Data records:
__________________________________________________

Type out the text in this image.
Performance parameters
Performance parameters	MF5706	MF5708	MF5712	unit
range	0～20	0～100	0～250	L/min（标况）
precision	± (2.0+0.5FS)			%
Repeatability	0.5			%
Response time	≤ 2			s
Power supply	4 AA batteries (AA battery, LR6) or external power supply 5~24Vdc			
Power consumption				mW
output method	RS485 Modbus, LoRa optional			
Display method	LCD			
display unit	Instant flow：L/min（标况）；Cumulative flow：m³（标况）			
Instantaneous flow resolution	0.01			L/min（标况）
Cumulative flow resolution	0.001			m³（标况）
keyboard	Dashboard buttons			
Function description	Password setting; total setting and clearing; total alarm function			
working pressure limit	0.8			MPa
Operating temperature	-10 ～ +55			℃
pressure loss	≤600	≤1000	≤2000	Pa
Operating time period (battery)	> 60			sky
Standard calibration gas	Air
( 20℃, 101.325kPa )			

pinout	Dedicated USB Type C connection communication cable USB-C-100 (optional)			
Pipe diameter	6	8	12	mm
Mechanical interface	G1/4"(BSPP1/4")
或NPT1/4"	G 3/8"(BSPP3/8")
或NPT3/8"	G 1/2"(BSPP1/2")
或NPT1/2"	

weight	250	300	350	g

__________________________________________________

WHAT YOU ARE ASKED TO DO: Without leaving anything out, give the entries again exactly.

RIGHT ANSWER:
Type out the text in this image.
Performance parameters
Performance parameters	MF5706	MF5708	MF5712	unit
range	0～20	0～100	0～250	L/min（标况）
precision	± (2.0+0.5FS)			%
Repeatability	0.5			%
Response time	≤ 2			s
Power supply	4 AA batteries (AA battery, LR6) or external power supply 5~24Vdc			
Power consumption				mW
output method	RS485 Modbus, LoRa optional			
Display method	LCD			
display unit	Instant flow：L/min（标况）；Cumulative flow：m³（标况）			
Instantaneous flow resolution	0.01			L/min（标况）
Cumulative flow resolution	0.001			m³（标况）
keyboard	Dashboard buttons			
Function description	Password setting; total setting and clearing; total alarm function			
working pressure limit	0.8			MPa
Operating temperature	-10 ～ +55			℃
pressure loss	≤600	≤1000	≤2000	Pa
Operating time period (battery)	> 60			sky
Standard calibration gas	Air
( 20℃, 101.325kPa )			

pinout	Dedicated USB Type C connection communication cable USB-C-100 (optional)			
Pipe diameter	6	8	12	mm
Mechanical interface	G1/4"(BSPP1/4")
或NPT1/4"	G 3/8"(BSPP3/8")
或NPT3/8"	G 1/2"(BSPP1/2")
或NPT1/2"	

weight	250	300	350	g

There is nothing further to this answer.